__What is needed__
Repeat each line of the material below exactly as it appears, minus any pictures.

Records from a dataset:
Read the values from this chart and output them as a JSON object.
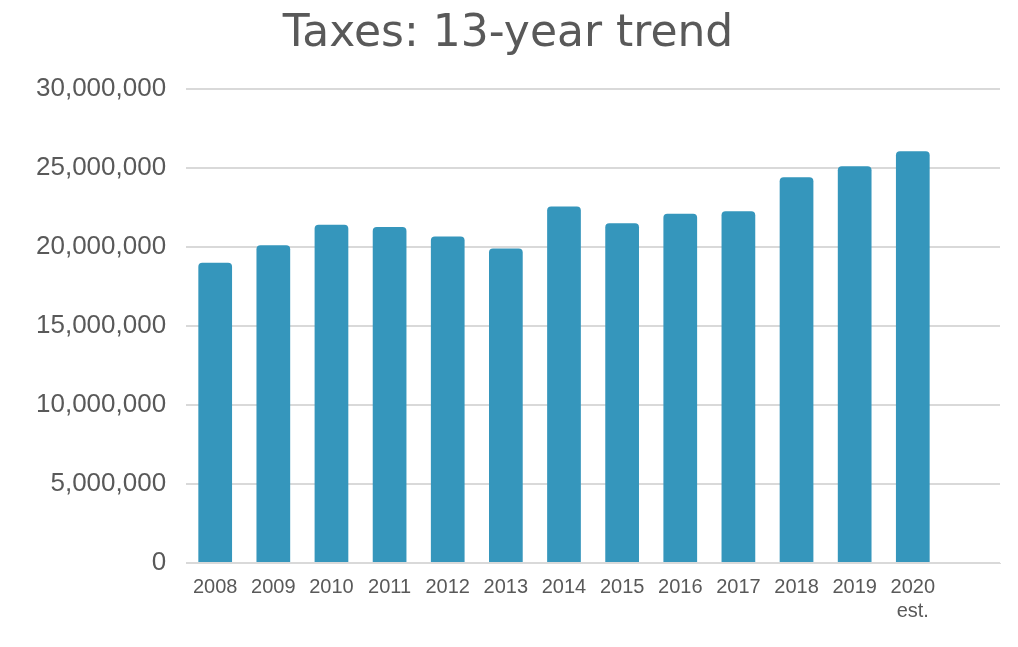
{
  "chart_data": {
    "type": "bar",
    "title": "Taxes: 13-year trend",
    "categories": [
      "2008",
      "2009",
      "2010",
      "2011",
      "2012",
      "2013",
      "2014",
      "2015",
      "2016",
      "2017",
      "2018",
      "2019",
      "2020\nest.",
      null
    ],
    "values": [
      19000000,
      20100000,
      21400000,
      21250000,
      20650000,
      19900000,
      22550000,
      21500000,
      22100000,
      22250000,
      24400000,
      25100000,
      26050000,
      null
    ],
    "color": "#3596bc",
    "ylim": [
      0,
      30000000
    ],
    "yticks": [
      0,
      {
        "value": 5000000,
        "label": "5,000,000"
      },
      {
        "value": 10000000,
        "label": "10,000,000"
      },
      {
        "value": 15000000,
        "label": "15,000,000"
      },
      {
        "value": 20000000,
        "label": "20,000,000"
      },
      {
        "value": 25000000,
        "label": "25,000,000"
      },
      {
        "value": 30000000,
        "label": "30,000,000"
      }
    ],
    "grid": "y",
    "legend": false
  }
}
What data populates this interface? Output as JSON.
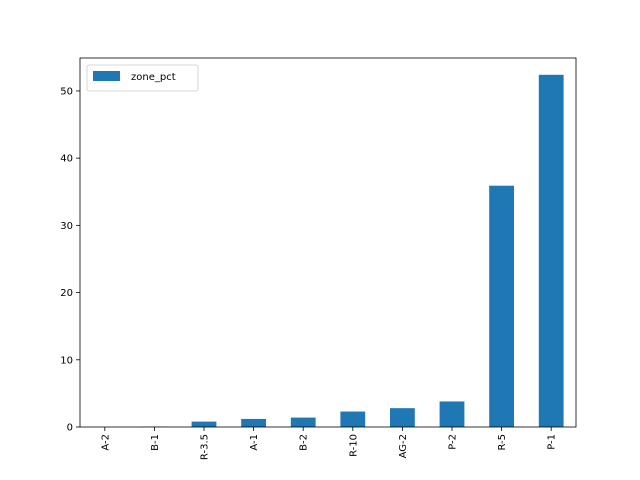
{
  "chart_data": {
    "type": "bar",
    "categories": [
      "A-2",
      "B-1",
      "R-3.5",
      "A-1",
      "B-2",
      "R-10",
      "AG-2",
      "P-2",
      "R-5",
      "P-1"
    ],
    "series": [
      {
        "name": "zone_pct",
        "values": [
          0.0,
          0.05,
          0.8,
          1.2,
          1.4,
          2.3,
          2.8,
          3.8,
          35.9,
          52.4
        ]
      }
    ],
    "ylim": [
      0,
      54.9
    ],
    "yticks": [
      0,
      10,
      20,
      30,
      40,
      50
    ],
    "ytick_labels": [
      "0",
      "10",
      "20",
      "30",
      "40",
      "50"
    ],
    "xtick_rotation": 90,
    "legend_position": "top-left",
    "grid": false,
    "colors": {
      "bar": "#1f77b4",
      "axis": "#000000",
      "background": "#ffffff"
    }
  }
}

__Task answer__
Read the values from this chart and output them as a JSON object.
{
  "chart_data": {
    "type": "bar",
    "title": "Taxes: 13-year trend",
    "categories": [
      "2008",
      "2009",
      "2010",
      "2011",
      "2012",
      "2013",
      "2014",
      "2015",
      "2016",
      "2017",
      "2018",
      "2019",
      "2020\nest.",
      null
    ],
    "values": [
      19000000,
      20100000,
      21400000,
      21250000,
      20650000,
      19900000,
      22550000,
      21500000,
      22100000,
      22250000,
      24400000,
      25100000,
      26050000,
      null
    ],
    "color": "#3596bc",
    "ylim": [
      0,
      30000000
    ],
    "yticks": [
      0,
      {
        "value": 5000000,
        "label": "5,000,000"
      },
      {
        "value": 10000000,
        "label": "10,000,000"
      },
      {
        "value": 15000000,
        "label": "15,000,000"
      },
      {
        "value": 20000000,
        "label": "20,000,000"
      },
      {
        "value": 25000000,
        "label": "25,000,000"
      },
      {
        "value": 30000000,
        "label": "30,000,000"
      }
    ],
    "grid": "y",
    "legend": false
  }
}
What data populates this interface? Output as JSON.
{
  "chart_data": {
    "type": "bar",
    "categories": [
      "A-2",
      "B-1",
      "R-3.5",
      "A-1",
      "B-2",
      "R-10",
      "AG-2",
      "P-2",
      "R-5",
      "P-1"
    ],
    "series": [
      {
        "name": "zone_pct",
        "values": [
          0.0,
          0.05,
          0.8,
          1.2,
          1.4,
          2.3,
          2.8,
          3.8,
          35.9,
          52.4
        ]
      }
    ],
    "ylim": [
      0,
      54.9
    ],
    "yticks": [
      0,
      10,
      20,
      30,
      40,
      50
    ],
    "ytick_labels": [
      "0",
      "10",
      "20",
      "30",
      "40",
      "50"
    ],
    "xtick_rotation": 90,
    "legend_position": "top-left",
    "grid": false,
    "colors": {
      "bar": "#1f77b4",
      "axis": "#000000",
      "background": "#ffffff"
    }
  }
}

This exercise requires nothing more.